Layout element entries:
·····
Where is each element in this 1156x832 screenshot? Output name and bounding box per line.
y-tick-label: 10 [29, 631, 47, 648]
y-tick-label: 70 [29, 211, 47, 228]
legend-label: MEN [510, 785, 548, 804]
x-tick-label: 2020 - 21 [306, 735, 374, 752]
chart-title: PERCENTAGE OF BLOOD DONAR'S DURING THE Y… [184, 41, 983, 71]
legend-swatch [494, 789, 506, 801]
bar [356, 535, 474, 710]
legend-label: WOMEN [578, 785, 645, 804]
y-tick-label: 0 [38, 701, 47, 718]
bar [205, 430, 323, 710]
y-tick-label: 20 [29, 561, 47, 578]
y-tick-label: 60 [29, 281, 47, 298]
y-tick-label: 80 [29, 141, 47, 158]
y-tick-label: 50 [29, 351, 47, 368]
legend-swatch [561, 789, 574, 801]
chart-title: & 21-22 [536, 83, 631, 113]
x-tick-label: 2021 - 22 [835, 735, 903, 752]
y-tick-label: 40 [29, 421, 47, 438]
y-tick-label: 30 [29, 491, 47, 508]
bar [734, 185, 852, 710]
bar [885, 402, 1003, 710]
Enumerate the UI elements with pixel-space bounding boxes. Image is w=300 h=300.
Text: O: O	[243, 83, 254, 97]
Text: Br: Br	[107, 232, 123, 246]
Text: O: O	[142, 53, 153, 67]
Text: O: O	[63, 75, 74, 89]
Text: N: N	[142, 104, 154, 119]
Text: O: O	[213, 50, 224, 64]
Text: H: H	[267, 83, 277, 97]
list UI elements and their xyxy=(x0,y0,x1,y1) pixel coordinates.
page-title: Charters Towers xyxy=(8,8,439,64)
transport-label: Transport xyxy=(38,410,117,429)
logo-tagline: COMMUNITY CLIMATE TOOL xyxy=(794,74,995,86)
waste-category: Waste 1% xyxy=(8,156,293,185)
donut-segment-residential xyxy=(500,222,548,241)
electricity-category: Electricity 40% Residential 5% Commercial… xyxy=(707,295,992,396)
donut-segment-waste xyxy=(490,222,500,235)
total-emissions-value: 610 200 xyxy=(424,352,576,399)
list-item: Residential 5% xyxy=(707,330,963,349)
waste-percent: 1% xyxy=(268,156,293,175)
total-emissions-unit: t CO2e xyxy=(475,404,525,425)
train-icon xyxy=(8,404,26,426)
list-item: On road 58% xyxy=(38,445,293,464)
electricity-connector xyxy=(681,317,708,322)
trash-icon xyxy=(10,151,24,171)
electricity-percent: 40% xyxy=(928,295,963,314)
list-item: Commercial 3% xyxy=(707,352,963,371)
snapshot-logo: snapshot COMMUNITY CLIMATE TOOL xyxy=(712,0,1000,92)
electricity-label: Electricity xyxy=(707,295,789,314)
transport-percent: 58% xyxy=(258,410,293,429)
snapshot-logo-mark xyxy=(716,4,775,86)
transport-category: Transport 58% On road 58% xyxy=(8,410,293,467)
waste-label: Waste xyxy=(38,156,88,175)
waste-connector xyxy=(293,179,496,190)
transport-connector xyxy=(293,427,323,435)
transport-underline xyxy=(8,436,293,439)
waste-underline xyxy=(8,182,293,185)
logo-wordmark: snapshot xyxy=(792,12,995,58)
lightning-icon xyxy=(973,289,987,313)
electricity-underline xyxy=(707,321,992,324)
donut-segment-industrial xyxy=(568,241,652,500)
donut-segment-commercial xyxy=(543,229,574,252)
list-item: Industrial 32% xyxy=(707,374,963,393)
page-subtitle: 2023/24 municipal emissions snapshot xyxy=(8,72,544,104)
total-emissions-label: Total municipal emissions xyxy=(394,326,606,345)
·····
Please reproduce the listing above with "legend-swatch" swapped for "legend-marker" wherever it occurs, leaving everything else unchanged.

**Answer for the task**
Where is each element in this 1156x832 screenshot? Output name and bounding box per line.
y-tick-label: 10 [29, 631, 47, 648]
y-tick-label: 70 [29, 211, 47, 228]
legend-label: MEN [510, 785, 548, 804]
x-tick-label: 2020 - 21 [306, 735, 374, 752]
chart-title: PERCENTAGE OF BLOOD DONAR'S DURING THE Y… [184, 41, 983, 71]
legend-marker [494, 789, 506, 801]
bar [356, 535, 474, 710]
legend-label: WOMEN [578, 785, 645, 804]
y-tick-label: 0 [38, 701, 47, 718]
bar [205, 430, 323, 710]
y-tick-label: 20 [29, 561, 47, 578]
y-tick-label: 60 [29, 281, 47, 298]
y-tick-label: 80 [29, 141, 47, 158]
y-tick-label: 50 [29, 351, 47, 368]
legend-marker [561, 789, 574, 801]
chart-title: & 21-22 [536, 83, 631, 113]
x-tick-label: 2021 - 22 [835, 735, 903, 752]
y-tick-label: 40 [29, 421, 47, 438]
y-tick-label: 30 [29, 491, 47, 508]
bar [734, 185, 852, 710]
bar [885, 402, 1003, 710]
Enumerate the UI elements with pixel-space bounding boxes. Image is w=300 h=300.
Text: O: O	[243, 83, 254, 97]
Text: Br: Br	[107, 232, 123, 246]
Text: O: O	[142, 53, 153, 67]
Text: O: O	[63, 75, 74, 89]
Text: N: N	[142, 104, 154, 119]
Text: O: O	[213, 50, 224, 64]
Text: H: H	[267, 83, 277, 97]
list UI elements and their xyxy=(x0,y0,x1,y1) pixel coordinates.
page-title: Charters Towers xyxy=(8,8,439,64)
transport-label: Transport xyxy=(38,410,117,429)
logo-tagline: COMMUNITY CLIMATE TOOL xyxy=(794,74,995,86)
waste-category: Waste 1% xyxy=(8,156,293,185)
donut-segment-residential xyxy=(500,222,548,241)
electricity-category: Electricity 40% Residential 5% Commercial… xyxy=(707,295,992,396)
donut-segment-waste xyxy=(490,222,500,235)
total-emissions-value: 610 200 xyxy=(424,352,576,399)
list-item: Residential 5% xyxy=(707,330,963,349)
waste-percent: 1% xyxy=(268,156,293,175)
total-emissions-unit: t CO2e xyxy=(475,404,525,425)
train-icon xyxy=(8,404,26,426)
list-item: On road 58% xyxy=(38,445,293,464)
electricity-connector xyxy=(681,317,708,322)
trash-icon xyxy=(10,151,24,171)
electricity-percent: 40% xyxy=(928,295,963,314)
list-item: Commercial 3% xyxy=(707,352,963,371)
snapshot-logo: snapshot COMMUNITY CLIMATE TOOL xyxy=(712,0,1000,92)
electricity-label: Electricity xyxy=(707,295,789,314)
transport-percent: 58% xyxy=(258,410,293,429)
snapshot-logo-mark xyxy=(716,4,775,86)
transport-category: Transport 58% On road 58% xyxy=(8,410,293,467)
waste-label: Waste xyxy=(38,156,88,175)
waste-connector xyxy=(293,179,496,190)
transport-connector xyxy=(293,427,323,435)
transport-underline xyxy=(8,436,293,439)
waste-underline xyxy=(8,182,293,185)
logo-wordmark: snapshot xyxy=(792,12,995,58)
lightning-icon xyxy=(973,289,987,313)
electricity-underline xyxy=(707,321,992,324)
donut-segment-industrial xyxy=(568,241,652,500)
donut-segment-commercial xyxy=(543,229,574,252)
list-item: Industrial 32% xyxy=(707,374,963,393)
page-subtitle: 2023/24 municipal emissions snapshot xyxy=(8,72,544,104)
total-emissions-label: Total municipal emissions xyxy=(394,326,606,345)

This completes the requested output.